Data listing
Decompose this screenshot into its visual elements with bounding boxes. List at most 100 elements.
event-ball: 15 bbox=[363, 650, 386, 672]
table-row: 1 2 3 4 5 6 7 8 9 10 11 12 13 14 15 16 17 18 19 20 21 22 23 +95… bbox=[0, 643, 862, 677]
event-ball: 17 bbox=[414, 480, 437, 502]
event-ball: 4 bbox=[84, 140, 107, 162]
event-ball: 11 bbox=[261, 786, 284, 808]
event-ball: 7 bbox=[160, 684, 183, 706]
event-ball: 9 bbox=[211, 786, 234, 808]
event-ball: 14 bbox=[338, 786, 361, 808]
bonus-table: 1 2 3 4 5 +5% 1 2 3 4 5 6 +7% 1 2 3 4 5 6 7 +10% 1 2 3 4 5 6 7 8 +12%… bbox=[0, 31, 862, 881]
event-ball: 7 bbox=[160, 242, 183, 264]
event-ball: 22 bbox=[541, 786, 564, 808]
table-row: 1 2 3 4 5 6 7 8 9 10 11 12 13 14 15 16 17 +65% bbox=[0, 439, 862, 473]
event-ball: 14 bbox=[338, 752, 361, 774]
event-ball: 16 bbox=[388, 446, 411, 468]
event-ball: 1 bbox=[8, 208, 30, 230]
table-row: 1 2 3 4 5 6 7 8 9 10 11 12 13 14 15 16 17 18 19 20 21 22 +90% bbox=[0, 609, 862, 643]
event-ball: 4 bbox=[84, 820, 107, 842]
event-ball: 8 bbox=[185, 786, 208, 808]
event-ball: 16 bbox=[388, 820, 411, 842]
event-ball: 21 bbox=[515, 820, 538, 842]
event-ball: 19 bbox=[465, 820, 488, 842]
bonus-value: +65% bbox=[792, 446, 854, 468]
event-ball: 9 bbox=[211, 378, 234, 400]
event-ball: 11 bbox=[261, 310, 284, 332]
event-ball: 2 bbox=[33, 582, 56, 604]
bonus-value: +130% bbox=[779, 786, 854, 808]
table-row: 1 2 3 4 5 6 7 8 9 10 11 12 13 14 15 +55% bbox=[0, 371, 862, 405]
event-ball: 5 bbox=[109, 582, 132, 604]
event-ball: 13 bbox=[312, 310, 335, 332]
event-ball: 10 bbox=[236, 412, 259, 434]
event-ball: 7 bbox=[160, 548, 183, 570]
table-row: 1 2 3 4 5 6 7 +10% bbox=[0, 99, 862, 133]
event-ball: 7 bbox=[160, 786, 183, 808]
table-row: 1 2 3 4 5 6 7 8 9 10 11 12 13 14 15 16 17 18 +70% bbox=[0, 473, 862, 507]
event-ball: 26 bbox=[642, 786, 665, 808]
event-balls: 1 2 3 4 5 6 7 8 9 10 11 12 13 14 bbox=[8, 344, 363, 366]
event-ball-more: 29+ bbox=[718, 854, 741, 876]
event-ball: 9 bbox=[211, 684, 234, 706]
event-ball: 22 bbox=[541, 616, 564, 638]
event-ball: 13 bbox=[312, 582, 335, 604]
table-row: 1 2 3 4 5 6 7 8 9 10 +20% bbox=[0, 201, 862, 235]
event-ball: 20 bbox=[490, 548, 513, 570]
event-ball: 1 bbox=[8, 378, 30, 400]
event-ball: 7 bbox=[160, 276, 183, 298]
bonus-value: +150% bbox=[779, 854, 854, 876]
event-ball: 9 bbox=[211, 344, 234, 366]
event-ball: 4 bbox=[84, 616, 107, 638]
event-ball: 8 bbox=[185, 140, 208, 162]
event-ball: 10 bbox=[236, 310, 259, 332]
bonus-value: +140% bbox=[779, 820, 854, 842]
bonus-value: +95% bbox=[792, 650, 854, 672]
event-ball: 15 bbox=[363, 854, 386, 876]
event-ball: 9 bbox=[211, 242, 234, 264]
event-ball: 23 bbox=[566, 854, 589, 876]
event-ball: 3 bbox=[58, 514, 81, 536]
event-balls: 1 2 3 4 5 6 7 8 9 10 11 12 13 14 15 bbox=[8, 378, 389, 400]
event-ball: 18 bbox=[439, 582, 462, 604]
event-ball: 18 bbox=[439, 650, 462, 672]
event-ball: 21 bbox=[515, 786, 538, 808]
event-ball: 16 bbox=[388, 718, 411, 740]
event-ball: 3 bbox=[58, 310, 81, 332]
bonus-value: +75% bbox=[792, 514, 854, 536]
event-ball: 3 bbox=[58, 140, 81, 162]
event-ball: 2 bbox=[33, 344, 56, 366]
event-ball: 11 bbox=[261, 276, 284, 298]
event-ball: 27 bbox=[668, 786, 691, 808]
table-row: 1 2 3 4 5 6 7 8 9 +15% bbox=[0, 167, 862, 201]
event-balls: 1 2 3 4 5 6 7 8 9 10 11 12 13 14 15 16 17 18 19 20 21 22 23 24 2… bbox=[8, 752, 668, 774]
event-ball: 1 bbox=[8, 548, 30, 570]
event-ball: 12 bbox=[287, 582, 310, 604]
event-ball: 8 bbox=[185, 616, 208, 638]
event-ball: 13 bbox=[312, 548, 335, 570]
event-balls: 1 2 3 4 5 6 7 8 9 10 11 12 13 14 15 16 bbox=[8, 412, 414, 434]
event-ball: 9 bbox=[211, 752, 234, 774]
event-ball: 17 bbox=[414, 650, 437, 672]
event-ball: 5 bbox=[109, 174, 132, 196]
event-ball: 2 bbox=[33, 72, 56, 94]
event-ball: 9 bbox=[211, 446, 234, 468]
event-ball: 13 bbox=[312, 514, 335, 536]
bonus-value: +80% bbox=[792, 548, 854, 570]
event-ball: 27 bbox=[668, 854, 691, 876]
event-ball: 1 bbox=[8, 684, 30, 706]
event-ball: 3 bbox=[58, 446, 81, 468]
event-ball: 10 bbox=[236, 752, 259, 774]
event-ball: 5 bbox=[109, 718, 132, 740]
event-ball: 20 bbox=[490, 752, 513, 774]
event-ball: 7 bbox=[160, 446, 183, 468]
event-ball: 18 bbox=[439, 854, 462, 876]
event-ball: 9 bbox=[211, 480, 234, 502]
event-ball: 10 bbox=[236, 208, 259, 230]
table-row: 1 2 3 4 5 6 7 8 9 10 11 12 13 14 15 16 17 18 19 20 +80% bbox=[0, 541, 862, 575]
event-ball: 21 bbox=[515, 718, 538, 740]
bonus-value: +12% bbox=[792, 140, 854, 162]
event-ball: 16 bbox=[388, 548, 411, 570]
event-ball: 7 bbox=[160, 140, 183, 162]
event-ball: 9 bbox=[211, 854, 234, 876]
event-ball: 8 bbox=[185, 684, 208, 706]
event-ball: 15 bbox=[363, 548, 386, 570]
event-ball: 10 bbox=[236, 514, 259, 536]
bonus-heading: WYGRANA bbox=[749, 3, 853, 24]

Requirements: Extract each line above containing the string "bonus". Treat case as significant.

Written response:
bonus-table: 1 2 3 4 5 +5% 1 2 3 4 5 6 +7% 1 2 3 4 5 6 7 +10% 1 2 3 4 5 6 7 8 +12%… bbox=[0, 31, 862, 881]
bonus-value: +65% bbox=[792, 446, 854, 468]
bonus-value: +130% bbox=[779, 786, 854, 808]
bonus-value: +150% bbox=[779, 854, 854, 876]
bonus-value: +140% bbox=[779, 820, 854, 842]
bonus-value: +95% bbox=[792, 650, 854, 672]
bonus-value: +75% bbox=[792, 514, 854, 536]
bonus-value: +80% bbox=[792, 548, 854, 570]
bonus-value: +12% bbox=[792, 140, 854, 162]
bonus-heading: WYGRANA bbox=[749, 3, 853, 24]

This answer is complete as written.